* [TASK REQUIREMENTS] List every line below containing "твердых".

* [DATA FOR PROCESSING]
<<<<
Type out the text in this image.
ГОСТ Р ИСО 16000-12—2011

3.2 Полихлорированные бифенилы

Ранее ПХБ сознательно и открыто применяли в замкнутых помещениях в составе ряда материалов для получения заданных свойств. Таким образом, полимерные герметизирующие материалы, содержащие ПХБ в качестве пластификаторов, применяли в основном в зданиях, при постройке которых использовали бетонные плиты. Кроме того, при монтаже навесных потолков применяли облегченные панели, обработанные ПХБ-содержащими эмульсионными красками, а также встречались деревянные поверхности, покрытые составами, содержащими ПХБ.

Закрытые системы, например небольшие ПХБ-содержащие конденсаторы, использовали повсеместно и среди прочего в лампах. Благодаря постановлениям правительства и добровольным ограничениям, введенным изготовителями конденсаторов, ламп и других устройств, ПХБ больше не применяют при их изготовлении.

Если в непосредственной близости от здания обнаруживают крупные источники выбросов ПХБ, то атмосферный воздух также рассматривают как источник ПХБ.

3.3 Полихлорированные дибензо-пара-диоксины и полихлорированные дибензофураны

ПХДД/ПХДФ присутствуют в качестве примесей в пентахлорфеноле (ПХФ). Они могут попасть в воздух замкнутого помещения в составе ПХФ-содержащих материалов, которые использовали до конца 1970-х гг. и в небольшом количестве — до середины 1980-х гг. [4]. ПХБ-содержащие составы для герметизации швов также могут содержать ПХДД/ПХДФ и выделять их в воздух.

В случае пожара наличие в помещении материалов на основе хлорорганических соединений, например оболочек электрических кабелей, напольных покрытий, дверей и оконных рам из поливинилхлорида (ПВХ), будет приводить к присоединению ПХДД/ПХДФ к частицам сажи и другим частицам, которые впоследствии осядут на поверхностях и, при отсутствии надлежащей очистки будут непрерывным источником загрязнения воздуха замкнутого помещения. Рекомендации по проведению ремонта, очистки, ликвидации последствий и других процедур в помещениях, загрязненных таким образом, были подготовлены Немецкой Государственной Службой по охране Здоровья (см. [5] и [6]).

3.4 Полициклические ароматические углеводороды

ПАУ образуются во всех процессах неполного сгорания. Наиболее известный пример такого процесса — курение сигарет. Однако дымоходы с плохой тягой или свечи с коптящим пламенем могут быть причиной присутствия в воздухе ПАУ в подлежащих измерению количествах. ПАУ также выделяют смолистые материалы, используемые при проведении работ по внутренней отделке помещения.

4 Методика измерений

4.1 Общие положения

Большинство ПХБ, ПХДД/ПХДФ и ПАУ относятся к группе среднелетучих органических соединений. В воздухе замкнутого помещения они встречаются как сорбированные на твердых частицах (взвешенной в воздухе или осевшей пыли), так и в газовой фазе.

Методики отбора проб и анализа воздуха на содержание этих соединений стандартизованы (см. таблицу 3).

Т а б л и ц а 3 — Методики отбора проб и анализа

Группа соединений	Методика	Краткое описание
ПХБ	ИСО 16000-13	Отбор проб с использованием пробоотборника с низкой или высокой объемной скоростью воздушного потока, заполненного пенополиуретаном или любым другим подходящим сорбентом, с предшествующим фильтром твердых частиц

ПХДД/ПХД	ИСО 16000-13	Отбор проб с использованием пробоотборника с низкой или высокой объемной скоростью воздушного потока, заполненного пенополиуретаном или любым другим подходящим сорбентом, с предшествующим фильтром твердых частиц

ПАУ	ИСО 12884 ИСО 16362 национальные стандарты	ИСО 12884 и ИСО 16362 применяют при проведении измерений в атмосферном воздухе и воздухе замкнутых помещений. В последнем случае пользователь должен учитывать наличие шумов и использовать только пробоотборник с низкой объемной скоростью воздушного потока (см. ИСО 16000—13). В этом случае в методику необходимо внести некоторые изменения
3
>>>>
<<<<
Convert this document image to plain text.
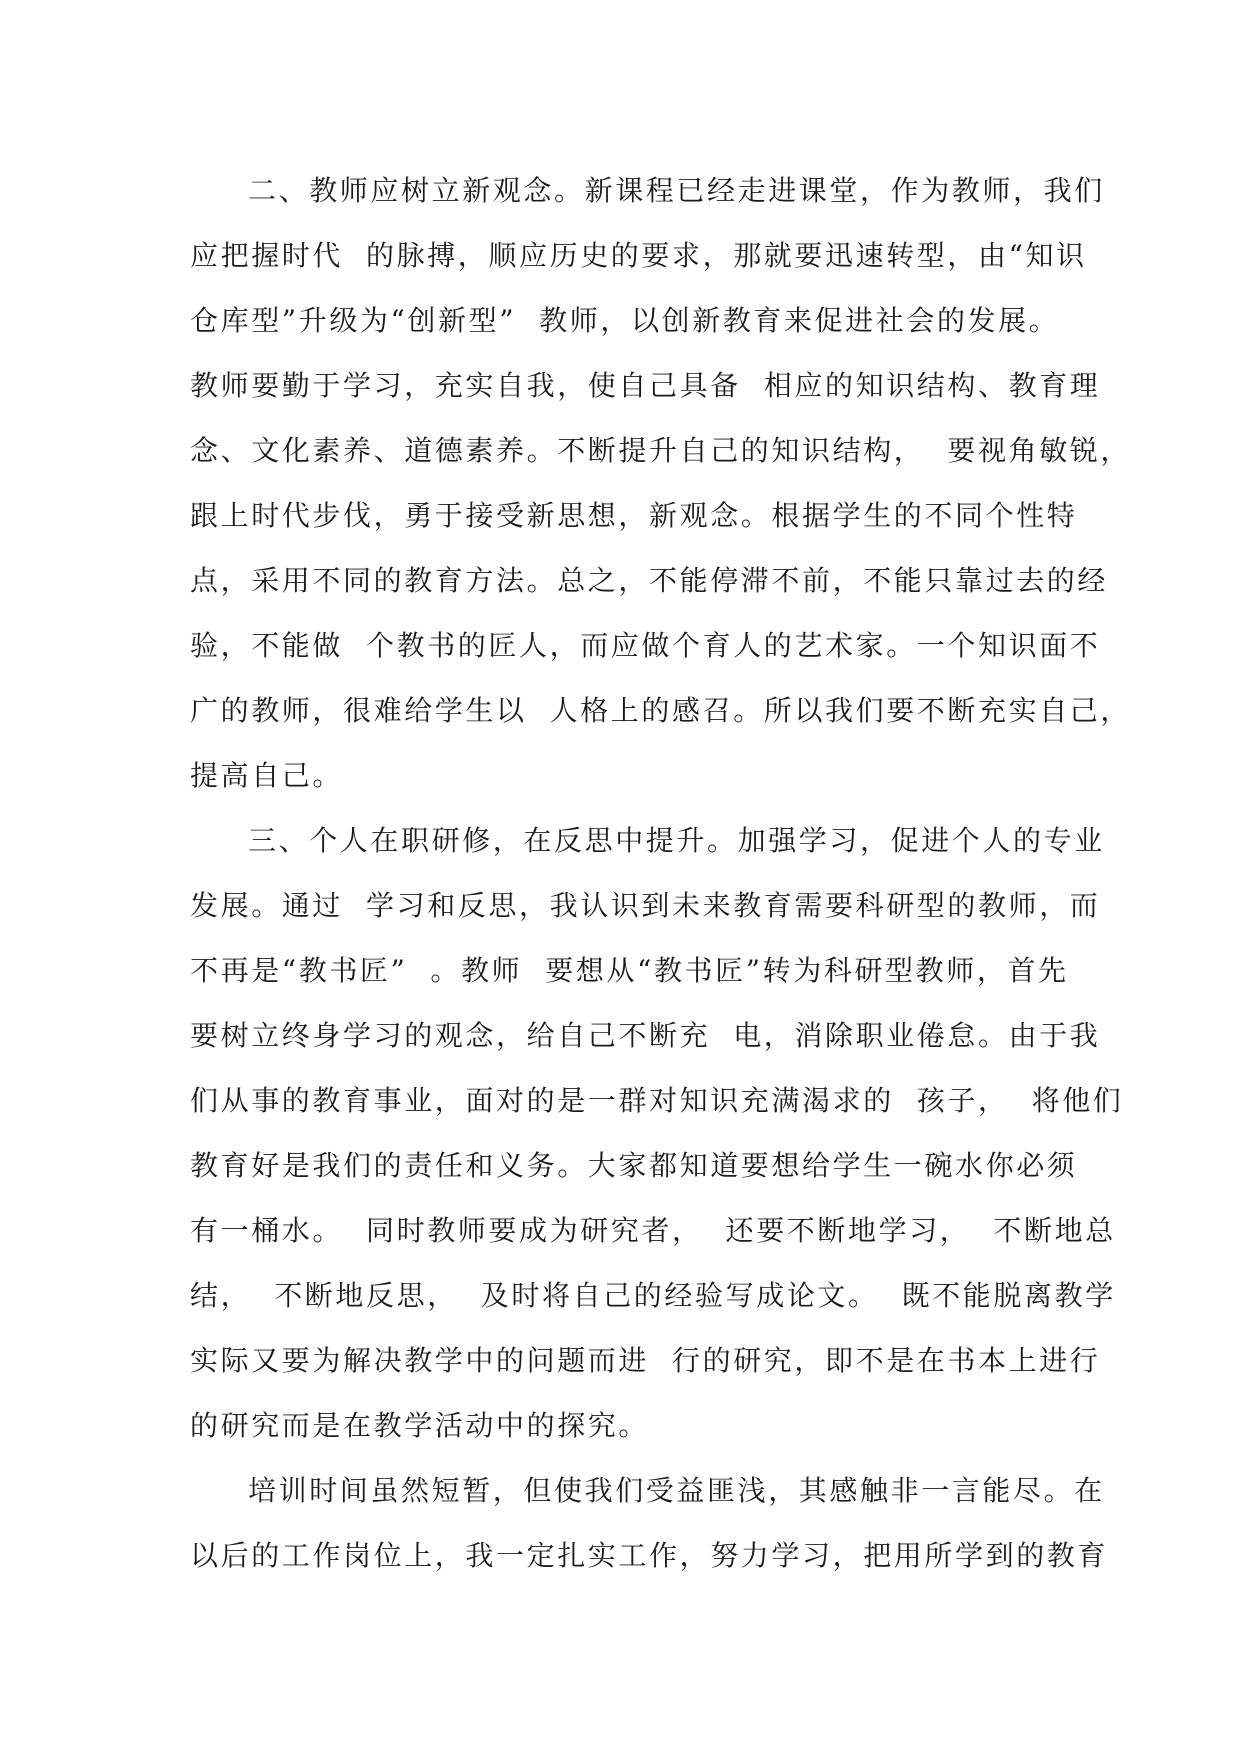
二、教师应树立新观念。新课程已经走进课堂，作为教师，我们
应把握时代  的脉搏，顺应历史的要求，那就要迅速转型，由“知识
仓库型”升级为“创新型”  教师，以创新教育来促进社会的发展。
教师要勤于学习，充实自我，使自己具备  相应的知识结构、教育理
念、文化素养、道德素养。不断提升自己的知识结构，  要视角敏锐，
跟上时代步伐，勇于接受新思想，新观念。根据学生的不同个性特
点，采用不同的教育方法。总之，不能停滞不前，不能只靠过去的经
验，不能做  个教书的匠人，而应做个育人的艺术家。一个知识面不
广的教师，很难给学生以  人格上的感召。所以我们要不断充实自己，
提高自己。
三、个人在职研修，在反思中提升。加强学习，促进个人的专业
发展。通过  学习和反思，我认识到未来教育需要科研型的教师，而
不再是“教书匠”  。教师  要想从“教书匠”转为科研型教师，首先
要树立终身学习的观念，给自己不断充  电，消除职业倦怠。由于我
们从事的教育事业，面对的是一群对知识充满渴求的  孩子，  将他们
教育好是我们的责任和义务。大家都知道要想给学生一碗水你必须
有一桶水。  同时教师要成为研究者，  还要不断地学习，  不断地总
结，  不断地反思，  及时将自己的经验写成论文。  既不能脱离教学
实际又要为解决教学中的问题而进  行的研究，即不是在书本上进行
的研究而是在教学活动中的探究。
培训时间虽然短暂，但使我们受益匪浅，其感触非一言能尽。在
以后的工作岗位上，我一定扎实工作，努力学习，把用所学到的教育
>>>>
* [EXPECTED ANSWER]
Большинство ПХБ, ПХДД/ПХДФ и ПАУ относятся к группе среднелетучих органических соединений. В воздухе замкнутого помещения они встречаются как сорбированные на твердых частицах (взвешенной в воздухе или осевшей пыли), так и в газовой фазе.
ПХБ	ИСО 16000-13	Отбор проб с использованием пробоотборника с низкой или высокой объемной скоростью воздушного потока, заполненного пенополиуретаном или любым другим подходящим сорбентом, с предшествующим фильтром твердых частиц
ПХДД/ПХД	ИСО 16000-13	Отбор проб с использованием пробоотборника с низкой или высокой объемной скоростью воздушного потока, заполненного пенополиуретаном или любым другим подходящим сорбентом, с предшествующим фильтром твердых частиц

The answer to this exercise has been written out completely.